**Exercise requirements:**
Every record should be repeated exactly, except that pictures are left out.

**Recorded data:**
◆ ◆ ◆

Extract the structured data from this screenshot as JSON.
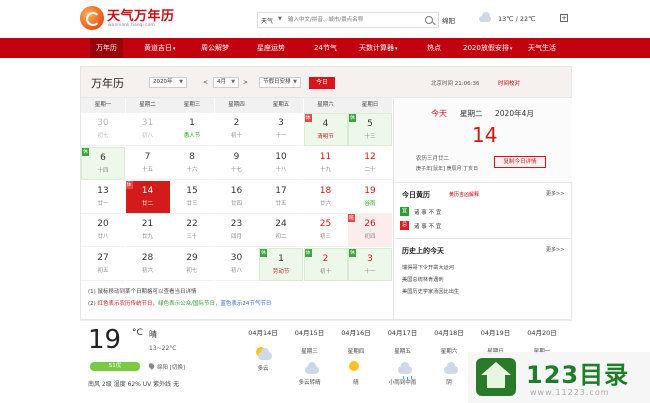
{
  "header": {
    "logo_title": "天气万年历",
    "logo_sub": "wannianli.tianqi.com",
    "search_type": "天气",
    "search_placeholder": "输入中文/拼音、城市/景点名称",
    "city": "绵阳",
    "temp": "13℃ / 22℃",
    "plus": "+"
  },
  "nav": [
    {
      "label": "万年历",
      "caret": ""
    },
    {
      "label": "黄道吉日",
      "caret": "▾"
    },
    {
      "label": "周公解梦",
      "caret": ""
    },
    {
      "label": "星座运势",
      "caret": ""
    },
    {
      "label": "24节气",
      "caret": ""
    },
    {
      "label": "天数计算器",
      "caret": "▾"
    },
    {
      "label": "热点",
      "caret": ""
    },
    {
      "label": "2020放假安排",
      "caret": "▾"
    },
    {
      "label": "天气生活",
      "caret": ""
    }
  ],
  "calendar": {
    "title": "万年历",
    "year_select": "2020年",
    "prev": "<",
    "month_select": "4月",
    "next": ">",
    "holiday_select": "节假日安排",
    "today_button": "今日",
    "beijing_time": "北京时间 21:06:36",
    "calibrate": "时间校对",
    "weekdays": [
      "星期一",
      "星期二",
      "星期三",
      "星期四",
      "星期五",
      "星期六",
      "星期日"
    ],
    "weeks": [
      [
        {
          "d": "30",
          "l": "初七",
          "style": "grey"
        },
        {
          "d": "31",
          "l": "初八",
          "style": "grey"
        },
        {
          "d": "1",
          "l": "愚人节",
          "style": "",
          "lstyle": "term"
        },
        {
          "d": "2",
          "l": "初十",
          "style": ""
        },
        {
          "d": "3",
          "l": "十一",
          "style": ""
        },
        {
          "d": "4",
          "l": "清明节",
          "style": "green",
          "lstyle": "fest",
          "tag": "休",
          "tagtype": "rest"
        },
        {
          "d": "5",
          "l": "十三",
          "style": "green",
          "tag": "休",
          "tagtype": "work"
        }
      ],
      [
        {
          "d": "6",
          "l": "十四",
          "style": "green",
          "tag": "休",
          "tagtype": "work"
        },
        {
          "d": "7",
          "l": "十五",
          "style": ""
        },
        {
          "d": "8",
          "l": "十六",
          "style": ""
        },
        {
          "d": "9",
          "l": "十七",
          "style": ""
        },
        {
          "d": "10",
          "l": "十八",
          "style": ""
        },
        {
          "d": "11",
          "l": "十九",
          "style": "wkend"
        },
        {
          "d": "12",
          "l": "二十",
          "style": "wkend"
        }
      ],
      [
        {
          "d": "13",
          "l": "廿一",
          "style": ""
        },
        {
          "d": "14",
          "l": "廿二",
          "style": "today",
          "tag": "休",
          "tagtype": "rest"
        },
        {
          "d": "15",
          "l": "廿三",
          "style": ""
        },
        {
          "d": "16",
          "l": "廿四",
          "style": ""
        },
        {
          "d": "17",
          "l": "廿五",
          "style": ""
        },
        {
          "d": "18",
          "l": "廿六",
          "style": "wkend"
        },
        {
          "d": "19",
          "l": "谷雨",
          "style": "wkend",
          "lstyle": "term"
        }
      ],
      [
        {
          "d": "20",
          "l": "廿八",
          "style": ""
        },
        {
          "d": "21",
          "l": "廿九",
          "style": ""
        },
        {
          "d": "22",
          "l": "三十",
          "style": ""
        },
        {
          "d": "23",
          "l": "四月",
          "style": ""
        },
        {
          "d": "24",
          "l": "初二",
          "style": ""
        },
        {
          "d": "25",
          "l": "初三",
          "style": "wkend"
        },
        {
          "d": "26",
          "l": "初四",
          "style": "wkend pink",
          "tag": "班",
          "tagtype": "rest"
        }
      ],
      [
        {
          "d": "27",
          "l": "初五",
          "style": ""
        },
        {
          "d": "28",
          "l": "初六",
          "style": ""
        },
        {
          "d": "29",
          "l": "初七",
          "style": ""
        },
        {
          "d": "30",
          "l": "初八",
          "style": ""
        },
        {
          "d": "1",
          "l": "劳动节",
          "style": "green",
          "lstyle": "fest",
          "tag": "休",
          "tagtype": "work"
        },
        {
          "d": "2",
          "l": "初十",
          "style": "green wkend",
          "tag": "休",
          "tagtype": "work"
        },
        {
          "d": "3",
          "l": "十一",
          "style": "green wkend",
          "tag": "休",
          "tagtype": "work"
        }
      ]
    ]
  },
  "today": {
    "label": "今天",
    "week": "星期二",
    "year_month": "2020年4月",
    "day": "14",
    "lunar": "农历三月廿二",
    "ganzhi": "庚子年[鼠年] 庚辰月 丁亥日",
    "copy_button": "复制今日详情"
  },
  "almanac": {
    "title": "今日黄历",
    "subtitle": "黄历吉凶解释",
    "more": "更多>>",
    "yi_badge": "宜",
    "yi_text": "诸 事 不 宜",
    "ji_badge": "忌",
    "ji_text": "诸 事 不 宜"
  },
  "history": {
    "title": "历史上的今天",
    "more": "更多>>",
    "items": [
      "瑞得哥下令开凿大运河",
      "美国总统林肯遇刺",
      "美国历史学家汤因比出生"
    ]
  },
  "notes": {
    "line1": "(1) 鼠标移动到某个日期格可以查看当日详情",
    "line2_prefix": "(2)",
    "line2_red": "红色表示农历传统节日，",
    "line2_green": "绿色表示公众/国际节日，",
    "line2_blue": "蓝色表示24节气节日"
  },
  "weather": {
    "temp": "19",
    "deg": "°C",
    "cond": "晴",
    "range": "13~22°C",
    "aqi": "51优",
    "city": "绵阳 [切换]",
    "detail": "南风 2级  湿度 62%  UV 紫外线 无",
    "forecast": [
      {
        "date": "04月14日",
        "week": "",
        "cond": "多云",
        "icon": "sun-cloud"
      },
      {
        "date": "04月15日",
        "week": "星期三",
        "cond": "多云转晴",
        "icon": "cloud"
      },
      {
        "date": "04月16日",
        "week": "星期四",
        "cond": "晴",
        "icon": "sun"
      },
      {
        "date": "04月17日",
        "week": "星期五",
        "cond": "小雨到中雨",
        "icon": "rain"
      },
      {
        "date": "04月18日",
        "week": "星期六",
        "cond": "阴",
        "icon": "cloud"
      },
      {
        "date": "04月19日",
        "week": "星期日",
        "cond": "",
        "icon": ""
      },
      {
        "date": "04月20日",
        "week": "星期一",
        "cond": "",
        "icon": ""
      }
    ]
  },
  "watermark": {
    "title": "123目录",
    "url": "www.11223.com"
  }
}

◆ ◆ ◆

**Result of this task:**
Extract the structured data from this screenshot as JSON.
{
  "header": {
    "logo_title": "天气万年历",
    "logo_sub": "wannianli.tianqi.com",
    "search_type": "天气",
    "search_placeholder": "输入中文/拼音、城市/景点名称",
    "city": "绵阳",
    "temp": "13℃ / 22℃",
    "plus": "+"
  },
  "nav": [
    {
      "label": "万年历",
      "caret": ""
    },
    {
      "label": "黄道吉日",
      "caret": "▾"
    },
    {
      "label": "周公解梦",
      "caret": ""
    },
    {
      "label": "星座运势",
      "caret": ""
    },
    {
      "label": "24节气",
      "caret": ""
    },
    {
      "label": "天数计算器",
      "caret": "▾"
    },
    {
      "label": "热点",
      "caret": ""
    },
    {
      "label": "2020放假安排",
      "caret": "▾"
    },
    {
      "label": "天气生活",
      "caret": ""
    }
  ],
  "calendar": {
    "title": "万年历",
    "year_select": "2020年",
    "prev": "<",
    "month_select": "4月",
    "next": ">",
    "holiday_select": "节假日安排",
    "today_button": "今日",
    "beijing_time": "北京时间 21:06:36",
    "calibrate": "时间校对",
    "weekdays": [
      "星期一",
      "星期二",
      "星期三",
      "星期四",
      "星期五",
      "星期六",
      "星期日"
    ],
    "weeks": [
      [
        {
          "d": "30",
          "l": "初七",
          "style": "grey"
        },
        {
          "d": "31",
          "l": "初八",
          "style": "grey"
        },
        {
          "d": "1",
          "l": "愚人节",
          "style": "",
          "lstyle": "term"
        },
        {
          "d": "2",
          "l": "初十",
          "style": ""
        },
        {
          "d": "3",
          "l": "十一",
          "style": ""
        },
        {
          "d": "4",
          "l": "清明节",
          "style": "green",
          "lstyle": "fest",
          "tag": "休",
          "tagtype": "rest"
        },
        {
          "d": "5",
          "l": "十三",
          "style": "green",
          "tag": "休",
          "tagtype": "work"
        }
      ],
      [
        {
          "d": "6",
          "l": "十四",
          "style": "green",
          "tag": "休",
          "tagtype": "work"
        },
        {
          "d": "7",
          "l": "十五",
          "style": ""
        },
        {
          "d": "8",
          "l": "十六",
          "style": ""
        },
        {
          "d": "9",
          "l": "十七",
          "style": ""
        },
        {
          "d": "10",
          "l": "十八",
          "style": ""
        },
        {
          "d": "11",
          "l": "十九",
          "style": "wkend"
        },
        {
          "d": "12",
          "l": "二十",
          "style": "wkend"
        }
      ],
      [
        {
          "d": "13",
          "l": "廿一",
          "style": ""
        },
        {
          "d": "14",
          "l": "廿二",
          "style": "today",
          "tag": "休",
          "tagtype": "rest"
        },
        {
          "d": "15",
          "l": "廿三",
          "style": ""
        },
        {
          "d": "16",
          "l": "廿四",
          "style": ""
        },
        {
          "d": "17",
          "l": "廿五",
          "style": ""
        },
        {
          "d": "18",
          "l": "廿六",
          "style": "wkend"
        },
        {
          "d": "19",
          "l": "谷雨",
          "style": "wkend",
          "lstyle": "term"
        }
      ],
      [
        {
          "d": "20",
          "l": "廿八",
          "style": ""
        },
        {
          "d": "21",
          "l": "廿九",
          "style": ""
        },
        {
          "d": "22",
          "l": "三十",
          "style": ""
        },
        {
          "d": "23",
          "l": "四月",
          "style": ""
        },
        {
          "d": "24",
          "l": "初二",
          "style": ""
        },
        {
          "d": "25",
          "l": "初三",
          "style": "wkend"
        },
        {
          "d": "26",
          "l": "初四",
          "style": "wkend pink",
          "tag": "班",
          "tagtype": "rest"
        }
      ],
      [
        {
          "d": "27",
          "l": "初五",
          "style": ""
        },
        {
          "d": "28",
          "l": "初六",
          "style": ""
        },
        {
          "d": "29",
          "l": "初七",
          "style": ""
        },
        {
          "d": "30",
          "l": "初八",
          "style": ""
        },
        {
          "d": "1",
          "l": "劳动节",
          "style": "green",
          "lstyle": "fest",
          "tag": "休",
          "tagtype": "work"
        },
        {
          "d": "2",
          "l": "初十",
          "style": "green wkend",
          "tag": "休",
          "tagtype": "work"
        },
        {
          "d": "3",
          "l": "十一",
          "style": "green wkend",
          "tag": "休",
          "tagtype": "work"
        }
      ]
    ]
  },
  "today": {
    "label": "今天",
    "week": "星期二",
    "year_month": "2020年4月",
    "day": "14",
    "lunar": "农历三月廿二",
    "ganzhi": "庚子年[鼠年] 庚辰月 丁亥日",
    "copy_button": "复制今日详情"
  },
  "almanac": {
    "title": "今日黄历",
    "subtitle": "黄历吉凶解释",
    "more": "更多>>",
    "yi_badge": "宜",
    "yi_text": "诸 事 不 宜",
    "ji_badge": "忌",
    "ji_text": "诸 事 不 宜"
  },
  "history": {
    "title": "历史上的今天",
    "more": "更多>>",
    "items": [
      "瑞得哥下令开凿大运河",
      "美国总统林肯遇刺",
      "美国历史学家汤因比出生"
    ]
  },
  "notes": {
    "line1": "(1) 鼠标移动到某个日期格可以查看当日详情",
    "line2_prefix": "(2)",
    "line2_red": "红色表示农历传统节日，",
    "line2_green": "绿色表示公众/国际节日，",
    "line2_blue": "蓝色表示24节气节日"
  },
  "weather": {
    "temp": "19",
    "deg": "°C",
    "cond": "晴",
    "range": "13~22°C",
    "aqi": "51优",
    "city": "绵阳 [切换]",
    "detail": "南风 2级  湿度 62%  UV 紫外线 无",
    "forecast": [
      {
        "date": "04月14日",
        "week": "",
        "cond": "多云",
        "icon": "sun-cloud"
      },
      {
        "date": "04月15日",
        "week": "星期三",
        "cond": "多云转晴",
        "icon": "cloud"
      },
      {
        "date": "04月16日",
        "week": "星期四",
        "cond": "晴",
        "icon": "sun"
      },
      {
        "date": "04月17日",
        "week": "星期五",
        "cond": "小雨到中雨",
        "icon": "rain"
      },
      {
        "date": "04月18日",
        "week": "星期六",
        "cond": "阴",
        "icon": "cloud"
      },
      {
        "date": "04月19日",
        "week": "星期日",
        "cond": "",
        "icon": ""
      },
      {
        "date": "04月20日",
        "week": "星期一",
        "cond": "",
        "icon": ""
      }
    ]
  },
  "watermark": {
    "title": "123目录",
    "url": "www.11223.com"
  }
}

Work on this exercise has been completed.